───── Data section ─────

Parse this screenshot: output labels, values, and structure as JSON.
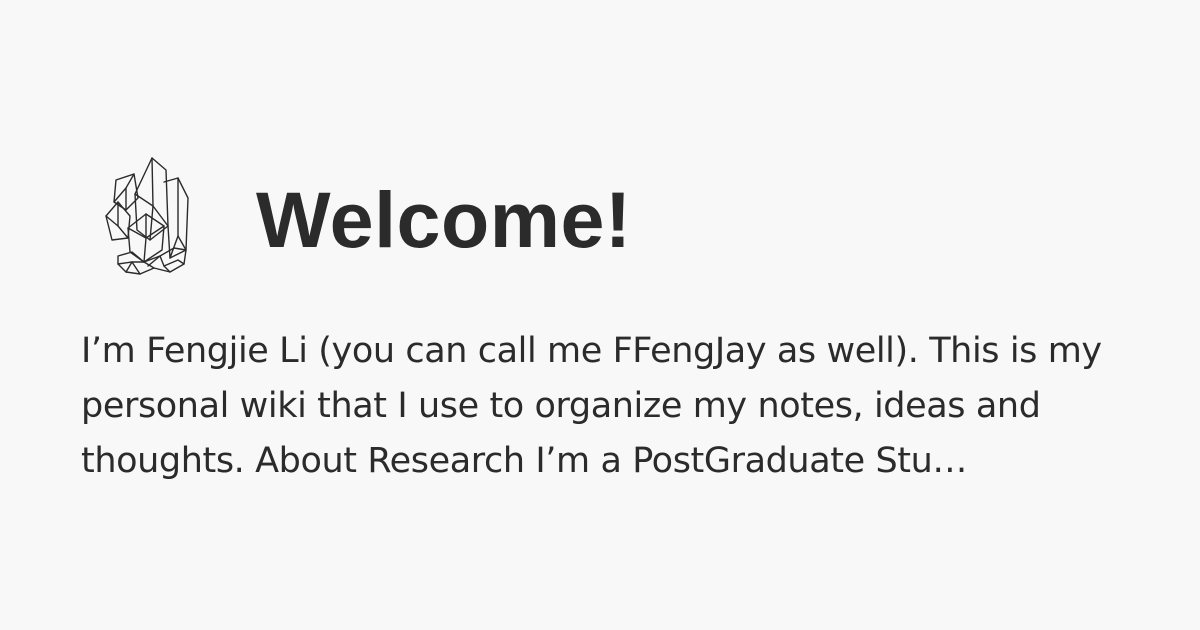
{
  "page": {
    "title": "Welcome!",
    "description": "I’m Fengjie Li (you can call me FFengJay as well). This is my personal wiki that I use to organize my notes, ideas and thoughts. About Research I’m a PostGraduate Stu…",
    "logo_icon": "crystal-cluster-icon",
    "background_color": "#f9f8f9",
    "text_color": "#2b2b2b"
  }
}
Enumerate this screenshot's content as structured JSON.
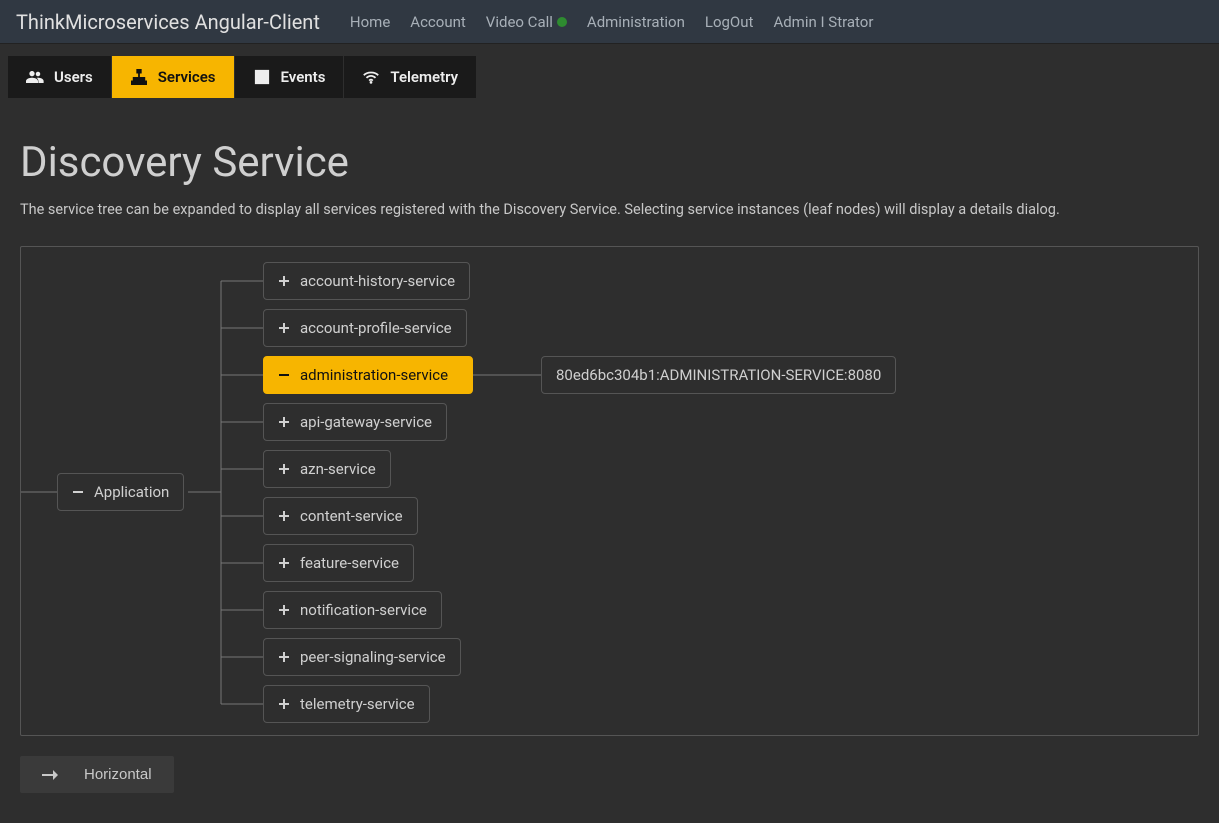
{
  "header": {
    "brand": "ThinkMicroservices Angular-Client",
    "nav": {
      "home": "Home",
      "account": "Account",
      "video_call": "Video Call",
      "administration": "Administration",
      "logout": "LogOut",
      "user": "Admin I Strator"
    }
  },
  "tabs": {
    "users": "Users",
    "services": "Services",
    "events": "Events",
    "telemetry": "Telemetry"
  },
  "page": {
    "title": "Discovery Service",
    "description": "The service tree can be expanded to display all services registered with the Discovery Service. Selecting service instances (leaf nodes) will display a details dialog."
  },
  "tree": {
    "root": "Application",
    "services": [
      "account-history-service",
      "account-profile-service",
      "administration-service",
      "api-gateway-service",
      "azn-service",
      "content-service",
      "feature-service",
      "notification-service",
      "peer-signaling-service",
      "telemetry-service"
    ],
    "selected_index": 2,
    "instance": "80ed6bc304b1:ADMINISTRATION-SERVICE:8080"
  },
  "orientation_button": "Horizontal"
}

─────

Exercise instructions => Return a copy of every line that includes the word "tree".

Solution to the problem =>
    "description": "The service tree can be expanded to display all services registered with the Discovery Service. Selecting service instances (leaf nodes) will display a details dialog."
  "tree": {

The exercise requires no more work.